_WHAT THE TASK REQUIRES_. Reproduce all the material exactly, minus any pictures it holds.

_ENTRIES SUPPLIED_.
:::::

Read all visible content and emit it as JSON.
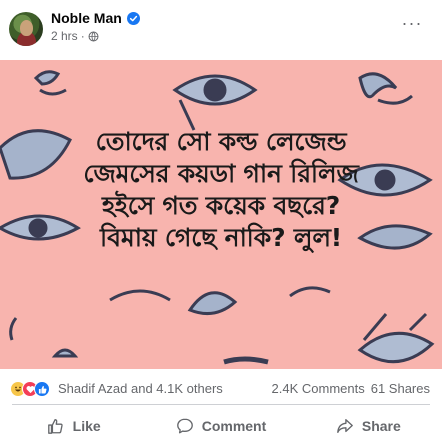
{
  "post": {
    "author": "Noble Man",
    "time": "2 hrs",
    "time_separator": "·"
  },
  "image": {
    "background_color": "#f8b4ae",
    "caption_lines": [
      "তোদের সো কল্ড লেজেন্ড",
      "জেমসের কয়ডা গান রিলিজ",
      "হইসে গত কয়েক বছরে?",
      "বিমায় গেছে নাকি? লুল!"
    ]
  },
  "stats": {
    "reactions": [
      "haha",
      "love",
      "like"
    ],
    "reactors_text": "Shadif Azad and 4.1K others",
    "comments": "2.4K Comments",
    "shares": "61 Shares"
  },
  "actions": {
    "like_label": "Like",
    "comment_label": "Comment",
    "share_label": "Share"
  },
  "colors": {
    "accent": "#1877f2",
    "secondary_text": "#65676b",
    "image_bg": "#f8b4ae"
  }
}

:::::

_TASK OUTPUT_.
Read all visible content and emit it as JSON.
{
  "post": {
    "author": "Noble Man",
    "time": "2 hrs",
    "time_separator": "·"
  },
  "image": {
    "background_color": "#f8b4ae",
    "caption_lines": [
      "তোদের সো কল্ড লেজেন্ড",
      "জেমসের কয়ডা গান রিলিজ",
      "হইসে গত কয়েক বছরে?",
      "বিমায় গেছে নাকি? লুল!"
    ]
  },
  "stats": {
    "reactions": [
      "haha",
      "love",
      "like"
    ],
    "reactors_text": "Shadif Azad and 4.1K others",
    "comments": "2.4K Comments",
    "shares": "61 Shares"
  },
  "actions": {
    "like_label": "Like",
    "comment_label": "Comment",
    "share_label": "Share"
  },
  "colors": {
    "accent": "#1877f2",
    "secondary_text": "#65676b",
    "image_bg": "#f8b4ae"
  }
}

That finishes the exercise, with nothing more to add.